## WORK TO DO
Copy each line below that contains "Maligawa".

-- Start EXERCISE MATERIALS --

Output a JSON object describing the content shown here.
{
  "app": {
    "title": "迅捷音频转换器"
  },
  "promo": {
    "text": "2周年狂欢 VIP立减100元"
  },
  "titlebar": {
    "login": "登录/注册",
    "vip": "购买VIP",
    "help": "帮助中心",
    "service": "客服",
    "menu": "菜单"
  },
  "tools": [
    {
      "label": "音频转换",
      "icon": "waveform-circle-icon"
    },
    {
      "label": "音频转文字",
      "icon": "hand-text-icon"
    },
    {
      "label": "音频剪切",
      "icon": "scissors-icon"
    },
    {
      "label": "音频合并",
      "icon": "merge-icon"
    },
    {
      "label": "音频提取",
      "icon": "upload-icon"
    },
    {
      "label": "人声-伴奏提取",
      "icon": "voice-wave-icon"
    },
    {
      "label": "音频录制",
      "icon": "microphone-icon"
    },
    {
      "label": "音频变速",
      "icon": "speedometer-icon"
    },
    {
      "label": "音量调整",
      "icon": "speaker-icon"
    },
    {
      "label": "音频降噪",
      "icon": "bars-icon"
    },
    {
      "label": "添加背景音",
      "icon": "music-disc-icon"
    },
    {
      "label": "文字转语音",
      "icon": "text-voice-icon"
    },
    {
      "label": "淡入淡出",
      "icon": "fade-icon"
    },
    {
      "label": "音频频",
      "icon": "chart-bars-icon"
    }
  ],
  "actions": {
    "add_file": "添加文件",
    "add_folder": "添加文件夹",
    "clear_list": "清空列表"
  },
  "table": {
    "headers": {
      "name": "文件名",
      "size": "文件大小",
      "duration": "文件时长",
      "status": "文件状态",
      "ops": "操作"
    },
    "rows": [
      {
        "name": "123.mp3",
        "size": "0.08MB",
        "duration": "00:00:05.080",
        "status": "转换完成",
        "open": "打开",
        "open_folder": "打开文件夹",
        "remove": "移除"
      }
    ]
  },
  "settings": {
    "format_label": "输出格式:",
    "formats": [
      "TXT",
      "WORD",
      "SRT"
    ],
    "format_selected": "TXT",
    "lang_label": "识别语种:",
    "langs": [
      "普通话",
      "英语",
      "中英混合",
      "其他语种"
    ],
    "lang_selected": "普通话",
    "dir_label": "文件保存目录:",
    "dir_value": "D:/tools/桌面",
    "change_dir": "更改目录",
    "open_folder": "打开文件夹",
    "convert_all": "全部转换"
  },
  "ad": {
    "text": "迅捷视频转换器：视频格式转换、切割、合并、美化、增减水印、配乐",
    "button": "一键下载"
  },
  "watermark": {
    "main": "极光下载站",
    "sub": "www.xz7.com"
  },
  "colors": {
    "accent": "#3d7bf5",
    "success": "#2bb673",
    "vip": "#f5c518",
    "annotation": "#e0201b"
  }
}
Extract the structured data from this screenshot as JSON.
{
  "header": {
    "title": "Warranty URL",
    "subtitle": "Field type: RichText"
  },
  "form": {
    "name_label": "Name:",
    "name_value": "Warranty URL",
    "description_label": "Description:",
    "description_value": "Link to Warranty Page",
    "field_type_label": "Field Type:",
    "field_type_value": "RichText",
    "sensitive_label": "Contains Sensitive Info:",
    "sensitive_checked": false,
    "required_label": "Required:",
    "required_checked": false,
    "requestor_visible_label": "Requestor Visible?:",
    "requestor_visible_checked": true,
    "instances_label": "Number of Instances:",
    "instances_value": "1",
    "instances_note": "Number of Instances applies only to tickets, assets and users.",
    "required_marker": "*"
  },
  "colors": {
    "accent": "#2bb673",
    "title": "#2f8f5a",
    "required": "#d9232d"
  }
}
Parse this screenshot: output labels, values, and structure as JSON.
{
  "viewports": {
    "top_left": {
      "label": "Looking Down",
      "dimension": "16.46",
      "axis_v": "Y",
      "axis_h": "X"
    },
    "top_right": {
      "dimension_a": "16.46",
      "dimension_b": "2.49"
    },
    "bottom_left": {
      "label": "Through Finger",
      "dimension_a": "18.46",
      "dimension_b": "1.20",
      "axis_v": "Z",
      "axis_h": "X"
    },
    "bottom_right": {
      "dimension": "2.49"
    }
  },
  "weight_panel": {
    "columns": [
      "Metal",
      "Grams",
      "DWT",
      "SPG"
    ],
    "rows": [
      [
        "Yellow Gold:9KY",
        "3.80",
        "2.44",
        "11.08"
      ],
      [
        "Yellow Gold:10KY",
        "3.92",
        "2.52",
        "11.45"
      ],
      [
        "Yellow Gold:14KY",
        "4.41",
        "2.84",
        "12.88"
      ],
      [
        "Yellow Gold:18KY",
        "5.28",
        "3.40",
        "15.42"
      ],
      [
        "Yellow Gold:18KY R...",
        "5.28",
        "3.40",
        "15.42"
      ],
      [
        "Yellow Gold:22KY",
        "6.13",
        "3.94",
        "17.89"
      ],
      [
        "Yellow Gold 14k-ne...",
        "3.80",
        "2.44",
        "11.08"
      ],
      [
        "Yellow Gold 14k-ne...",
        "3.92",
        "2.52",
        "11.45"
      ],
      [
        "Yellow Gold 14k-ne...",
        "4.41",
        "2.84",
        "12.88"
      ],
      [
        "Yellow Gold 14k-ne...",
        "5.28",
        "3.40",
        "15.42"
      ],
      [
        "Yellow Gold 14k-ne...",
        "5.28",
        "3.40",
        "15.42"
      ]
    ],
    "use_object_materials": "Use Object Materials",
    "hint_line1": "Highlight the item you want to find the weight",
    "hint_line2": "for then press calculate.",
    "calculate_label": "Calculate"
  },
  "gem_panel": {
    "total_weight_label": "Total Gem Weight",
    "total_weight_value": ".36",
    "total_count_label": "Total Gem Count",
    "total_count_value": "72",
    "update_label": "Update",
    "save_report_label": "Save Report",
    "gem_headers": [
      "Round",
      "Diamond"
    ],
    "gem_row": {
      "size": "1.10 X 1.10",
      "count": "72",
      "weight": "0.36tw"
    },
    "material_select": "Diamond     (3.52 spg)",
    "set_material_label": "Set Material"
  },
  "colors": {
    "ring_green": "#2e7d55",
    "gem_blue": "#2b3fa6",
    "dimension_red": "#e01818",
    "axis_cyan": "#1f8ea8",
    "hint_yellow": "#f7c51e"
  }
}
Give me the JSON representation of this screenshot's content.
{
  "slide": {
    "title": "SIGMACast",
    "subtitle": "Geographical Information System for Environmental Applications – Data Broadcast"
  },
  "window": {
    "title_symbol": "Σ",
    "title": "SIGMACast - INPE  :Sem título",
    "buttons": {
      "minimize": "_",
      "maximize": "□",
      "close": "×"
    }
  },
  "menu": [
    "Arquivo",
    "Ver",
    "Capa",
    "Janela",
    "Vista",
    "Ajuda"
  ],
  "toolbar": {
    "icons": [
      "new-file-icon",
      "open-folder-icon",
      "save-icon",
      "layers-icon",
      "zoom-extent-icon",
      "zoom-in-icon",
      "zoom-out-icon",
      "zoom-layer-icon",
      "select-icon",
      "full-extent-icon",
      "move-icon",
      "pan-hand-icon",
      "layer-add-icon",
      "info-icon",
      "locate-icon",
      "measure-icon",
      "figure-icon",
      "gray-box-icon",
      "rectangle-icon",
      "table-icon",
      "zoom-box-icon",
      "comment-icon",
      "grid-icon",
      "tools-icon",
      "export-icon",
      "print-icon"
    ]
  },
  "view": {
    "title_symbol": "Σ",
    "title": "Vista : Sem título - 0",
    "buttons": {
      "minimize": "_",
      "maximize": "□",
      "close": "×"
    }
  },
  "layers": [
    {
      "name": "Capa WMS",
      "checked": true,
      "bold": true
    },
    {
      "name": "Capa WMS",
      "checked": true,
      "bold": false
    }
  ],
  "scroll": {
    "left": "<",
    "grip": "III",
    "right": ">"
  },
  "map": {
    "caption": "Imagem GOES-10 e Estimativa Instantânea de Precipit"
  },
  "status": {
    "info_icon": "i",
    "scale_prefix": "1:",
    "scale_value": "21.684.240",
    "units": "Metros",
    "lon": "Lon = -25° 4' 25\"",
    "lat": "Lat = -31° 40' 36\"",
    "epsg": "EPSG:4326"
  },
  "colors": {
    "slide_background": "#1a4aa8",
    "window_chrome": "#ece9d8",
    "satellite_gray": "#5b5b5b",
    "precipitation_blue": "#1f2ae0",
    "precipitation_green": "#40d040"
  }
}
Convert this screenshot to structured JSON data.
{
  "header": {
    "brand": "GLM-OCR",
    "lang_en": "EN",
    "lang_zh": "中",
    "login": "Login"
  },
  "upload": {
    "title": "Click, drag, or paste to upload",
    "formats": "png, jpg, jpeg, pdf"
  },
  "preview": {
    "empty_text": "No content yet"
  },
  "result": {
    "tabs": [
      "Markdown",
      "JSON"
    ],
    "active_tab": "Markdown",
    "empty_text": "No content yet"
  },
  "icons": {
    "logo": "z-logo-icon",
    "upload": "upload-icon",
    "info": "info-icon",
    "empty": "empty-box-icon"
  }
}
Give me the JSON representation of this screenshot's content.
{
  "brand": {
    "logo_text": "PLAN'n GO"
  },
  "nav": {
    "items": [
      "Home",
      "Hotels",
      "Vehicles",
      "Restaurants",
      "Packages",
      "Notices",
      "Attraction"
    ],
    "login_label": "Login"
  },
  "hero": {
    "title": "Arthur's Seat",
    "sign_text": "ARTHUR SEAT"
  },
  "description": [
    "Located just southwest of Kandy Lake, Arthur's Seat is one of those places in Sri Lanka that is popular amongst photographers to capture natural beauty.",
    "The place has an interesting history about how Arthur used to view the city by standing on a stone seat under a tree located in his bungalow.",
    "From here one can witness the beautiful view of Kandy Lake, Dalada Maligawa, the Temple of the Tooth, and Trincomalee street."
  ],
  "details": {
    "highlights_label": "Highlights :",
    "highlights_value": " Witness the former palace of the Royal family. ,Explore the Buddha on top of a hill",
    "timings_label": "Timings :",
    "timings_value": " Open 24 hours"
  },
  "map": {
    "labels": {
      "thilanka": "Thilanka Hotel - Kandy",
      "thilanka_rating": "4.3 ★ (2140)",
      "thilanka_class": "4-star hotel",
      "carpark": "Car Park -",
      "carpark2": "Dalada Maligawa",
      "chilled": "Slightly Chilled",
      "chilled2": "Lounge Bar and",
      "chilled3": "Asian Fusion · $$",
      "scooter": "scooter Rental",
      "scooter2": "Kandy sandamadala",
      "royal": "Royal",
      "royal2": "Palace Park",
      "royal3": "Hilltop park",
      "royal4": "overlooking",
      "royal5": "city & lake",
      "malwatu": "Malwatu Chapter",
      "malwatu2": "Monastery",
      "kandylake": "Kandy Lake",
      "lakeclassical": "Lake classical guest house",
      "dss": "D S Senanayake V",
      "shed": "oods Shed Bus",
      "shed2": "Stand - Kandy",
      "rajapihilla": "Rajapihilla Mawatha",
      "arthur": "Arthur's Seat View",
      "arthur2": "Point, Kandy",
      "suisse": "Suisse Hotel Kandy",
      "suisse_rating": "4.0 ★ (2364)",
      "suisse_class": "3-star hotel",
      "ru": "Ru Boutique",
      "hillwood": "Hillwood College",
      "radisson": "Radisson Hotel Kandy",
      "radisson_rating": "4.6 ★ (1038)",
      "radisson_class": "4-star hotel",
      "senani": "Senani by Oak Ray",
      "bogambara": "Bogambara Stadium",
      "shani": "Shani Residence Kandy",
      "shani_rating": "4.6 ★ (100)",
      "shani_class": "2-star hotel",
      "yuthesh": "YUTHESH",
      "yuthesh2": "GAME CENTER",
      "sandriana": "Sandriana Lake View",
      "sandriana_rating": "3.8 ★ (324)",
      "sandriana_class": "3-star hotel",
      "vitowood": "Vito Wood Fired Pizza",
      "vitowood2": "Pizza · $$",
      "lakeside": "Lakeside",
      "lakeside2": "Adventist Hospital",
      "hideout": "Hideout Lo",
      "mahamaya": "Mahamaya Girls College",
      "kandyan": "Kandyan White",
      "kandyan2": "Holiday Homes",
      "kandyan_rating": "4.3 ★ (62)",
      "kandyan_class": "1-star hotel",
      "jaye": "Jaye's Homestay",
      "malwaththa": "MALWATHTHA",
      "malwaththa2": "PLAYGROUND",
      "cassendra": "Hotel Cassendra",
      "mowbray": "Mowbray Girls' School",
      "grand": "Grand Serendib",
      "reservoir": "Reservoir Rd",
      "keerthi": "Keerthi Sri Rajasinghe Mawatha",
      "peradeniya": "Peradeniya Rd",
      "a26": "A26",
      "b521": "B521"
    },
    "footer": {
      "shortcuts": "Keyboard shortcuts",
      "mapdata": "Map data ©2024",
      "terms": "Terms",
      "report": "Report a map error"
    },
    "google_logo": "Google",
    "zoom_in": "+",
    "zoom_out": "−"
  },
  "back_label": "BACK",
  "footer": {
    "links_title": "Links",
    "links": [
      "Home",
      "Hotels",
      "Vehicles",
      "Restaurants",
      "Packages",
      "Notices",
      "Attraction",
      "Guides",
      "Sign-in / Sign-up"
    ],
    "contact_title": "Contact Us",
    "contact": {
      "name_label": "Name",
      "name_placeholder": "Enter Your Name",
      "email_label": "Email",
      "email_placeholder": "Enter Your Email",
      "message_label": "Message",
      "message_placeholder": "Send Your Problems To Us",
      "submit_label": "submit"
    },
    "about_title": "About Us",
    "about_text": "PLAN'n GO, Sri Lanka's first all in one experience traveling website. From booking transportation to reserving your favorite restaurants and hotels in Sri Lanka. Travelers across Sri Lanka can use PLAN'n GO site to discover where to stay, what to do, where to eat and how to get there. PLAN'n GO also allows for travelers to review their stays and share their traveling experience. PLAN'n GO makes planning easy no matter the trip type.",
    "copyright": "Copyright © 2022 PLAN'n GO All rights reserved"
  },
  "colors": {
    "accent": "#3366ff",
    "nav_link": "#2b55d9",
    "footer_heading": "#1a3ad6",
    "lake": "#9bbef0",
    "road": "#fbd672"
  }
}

-- End EXERCISE MATERIALS --

## TASK SOLUTION
    "From here one can witness the beautiful view of Kandy Lake, Dalada Maligawa, the Temple of the Tooth, and Trincomalee street."
      "carpark2": "Dalada Maligawa",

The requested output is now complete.